I was attempting to configure the Online Depot in the VCF Operations console (Lifecycle > VCF Management > Depot Configuration).

I entered my Broadcom Token as required. However, almost immediately after clicking "OK," I was greeted with a red banner error:

Error in setting Online depot configuration
I also attempted to simply view the certificate details to check the connection. That failed as well with a timeout error:

Connection failed - connect timed out


Solution


To understand what was happening under the hood, I SSH'd into the Fleet Management VM (OPSLCM). This is the appliance responsible for handling Lifecycle Manager operations.
I navigated to the log directory:
# cd /var/log/vrlcm/
I then tailed the main log file to watch the traffic in real-time while I retried the configuration in the UI:
# tail -f vmware_vrlcm.log
The logs painted a clear picture. The appliance was trying to reach Broadcom's download servers but was timing out.
INFO ... Fetching certificate from https://dl.broadcom.com
INFO ... Endpoint : https://dl.broadcom.com
ERROR ... IOException occurred - connect timed out
The log confirmed that the application was working fine, but the network wasn't. I tried running a simple curl command from the OPSLCM appliance to the internet, and that timed out too.
Here is the architecture of the issue:
  1. OPSLCM (Nested VM) sends a packet to the internet.
  2. The packet goes to its default gateway: the Holo-Router (10.1.1.1).
  3. The Holo-Router forwards the packet out of its WAN interface (eth0) to the physical router (192.168.1.1 in my case).
  4. The packet reaches the physical router with a source IP from the nested environment (e.g., 10.1.1.x). The physical router/firewall has no idea where 10.1.1.x is located—it has no route back to the nested environment managed by Holodeck. Consequently, the return traffic is dropped.
  5. Usually, you might solve this by adding a static route on your physical router pointing to the Holorouter. However, in many lab scenarios (including mine), we don't have access to modify the physical network infrastructure.
The solution is to enable NAT on Holorouter.
To fix this, we need to ensure that traffic leaving the Holorouter looks like it's coming from the Holorouter's WAN IP (which the physical network does know how to route). We need to enable Source NAT (Masquerading).

I logged into the Holorouter (root@holorouter) and performed the following steps.

• _What this exercise asks_:
1 – Reproduce verbatim the stretch of the depot troubleshooting post from "Here is the" through "the Holo-Router (10.1.1.1).".
2 – According to the depot troubleshooting post, what is the default gateway that the OPSLCM packet goes to, and what is its IP address?
Rely only on the depot troubleshooting post when answering.

Stored records:
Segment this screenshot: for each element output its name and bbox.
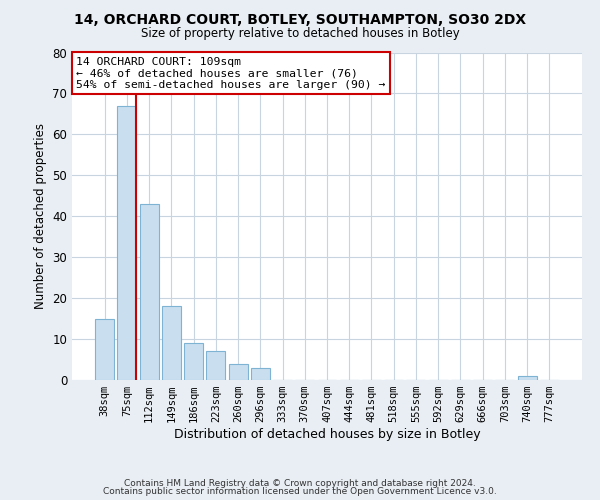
X-axis label: Distribution of detached houses by size in Botley: Distribution of detached houses by size … [173, 428, 481, 441]
Text: Contains public sector information licensed under the Open Government Licence v3: Contains public sector information licen… [103, 487, 497, 496]
Bar [251, 368, 270, 380]
Text: 14 ORCHARD COURT: 109sqm
← 46% of detached houses are smaller (76)
54% of semi-d: 14 ORCHARD COURT: 109sqm ← 46% of detach… [76, 56, 386, 90]
Bar [95, 318, 114, 380]
Text: 14, ORCHARD COURT, BOTLEY, SOUTHAMPTON, SO30 2DX: 14, ORCHARD COURT, BOTLEY, SOUTHAMPTON, … [74, 12, 526, 26]
Text: Size of property relative to detached houses in Botley: Size of property relative to detached ho… [140, 28, 460, 40]
Bar [140, 204, 158, 380]
Bar [229, 364, 248, 380]
Text: Contains HM Land Registry data © Crown copyright and database right 2024.: Contains HM Land Registry data © Crown c… [124, 478, 476, 488]
Bar [206, 352, 225, 380]
Bar [518, 376, 536, 380]
Y-axis label: Number of detached properties: Number of detached properties [34, 123, 47, 309]
Bar [118, 106, 136, 380]
Bar [184, 343, 203, 380]
Bar [162, 306, 181, 380]
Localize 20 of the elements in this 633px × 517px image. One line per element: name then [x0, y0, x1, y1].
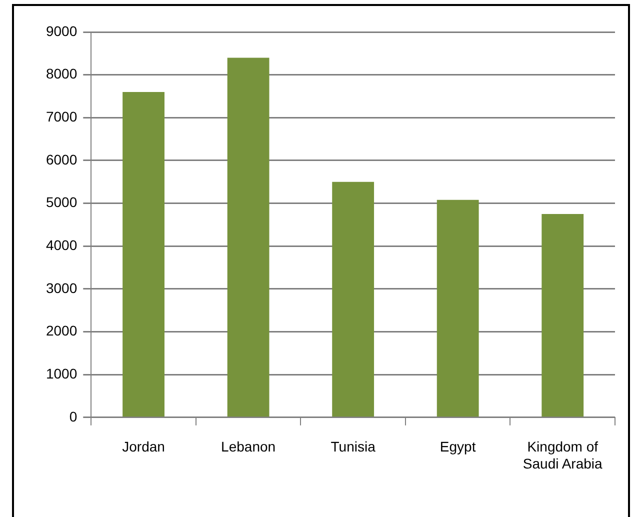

• _Task solutions_:
1 –
Here is the architecture of the issue:
  1. OPSLCM (Nested VM) sends a packet to the internet.
  2. The packet goes to its default gateway: the Holo-Router (10.1.1.1).

2 – The Holo-Router, at 10.1.1.1.